- Problem to solve -
Search the material below for the string "malesuada" and list each line that holds it.

Data excerpts
---------------

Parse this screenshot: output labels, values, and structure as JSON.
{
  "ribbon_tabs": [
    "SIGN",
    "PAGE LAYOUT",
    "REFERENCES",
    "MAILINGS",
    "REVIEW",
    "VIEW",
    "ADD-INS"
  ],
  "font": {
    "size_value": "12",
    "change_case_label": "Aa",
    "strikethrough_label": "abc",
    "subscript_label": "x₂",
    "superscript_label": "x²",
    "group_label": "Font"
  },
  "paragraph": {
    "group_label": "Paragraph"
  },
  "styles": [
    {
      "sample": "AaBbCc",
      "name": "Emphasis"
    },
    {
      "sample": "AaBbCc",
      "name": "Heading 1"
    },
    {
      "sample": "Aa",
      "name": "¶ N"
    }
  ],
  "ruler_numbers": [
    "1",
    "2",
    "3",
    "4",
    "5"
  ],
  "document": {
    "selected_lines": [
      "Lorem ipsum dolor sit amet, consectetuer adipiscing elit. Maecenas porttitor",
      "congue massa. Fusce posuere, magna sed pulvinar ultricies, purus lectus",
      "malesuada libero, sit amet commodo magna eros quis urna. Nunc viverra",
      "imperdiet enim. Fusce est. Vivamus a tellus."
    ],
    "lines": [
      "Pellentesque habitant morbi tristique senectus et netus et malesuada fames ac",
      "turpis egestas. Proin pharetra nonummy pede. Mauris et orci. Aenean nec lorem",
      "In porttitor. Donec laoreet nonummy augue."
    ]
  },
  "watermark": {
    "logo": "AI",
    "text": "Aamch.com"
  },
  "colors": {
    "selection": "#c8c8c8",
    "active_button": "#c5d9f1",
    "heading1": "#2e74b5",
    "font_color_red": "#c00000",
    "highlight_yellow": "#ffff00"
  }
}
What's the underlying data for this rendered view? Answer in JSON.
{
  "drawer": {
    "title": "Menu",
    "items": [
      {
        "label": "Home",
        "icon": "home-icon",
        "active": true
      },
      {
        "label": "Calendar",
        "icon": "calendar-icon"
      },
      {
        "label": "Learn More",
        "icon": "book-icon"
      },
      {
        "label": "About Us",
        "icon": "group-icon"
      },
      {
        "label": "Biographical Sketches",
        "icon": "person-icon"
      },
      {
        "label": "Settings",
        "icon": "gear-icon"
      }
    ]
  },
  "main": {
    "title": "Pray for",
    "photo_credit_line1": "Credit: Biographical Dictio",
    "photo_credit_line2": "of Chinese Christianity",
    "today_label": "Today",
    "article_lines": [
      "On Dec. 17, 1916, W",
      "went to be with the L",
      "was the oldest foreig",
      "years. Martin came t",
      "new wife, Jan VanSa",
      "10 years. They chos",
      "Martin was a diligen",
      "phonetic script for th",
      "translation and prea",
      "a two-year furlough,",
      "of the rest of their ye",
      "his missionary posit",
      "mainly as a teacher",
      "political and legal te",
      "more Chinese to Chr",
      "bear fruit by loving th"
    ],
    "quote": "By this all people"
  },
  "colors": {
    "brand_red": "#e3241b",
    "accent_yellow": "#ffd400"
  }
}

---------------

- The answer -
      "malesuada libero, sit amet commodo magna eros quis urna. Nunc viverra",
      "Pellentesque habitant morbi tristique senectus et netus et malesuada fames ac",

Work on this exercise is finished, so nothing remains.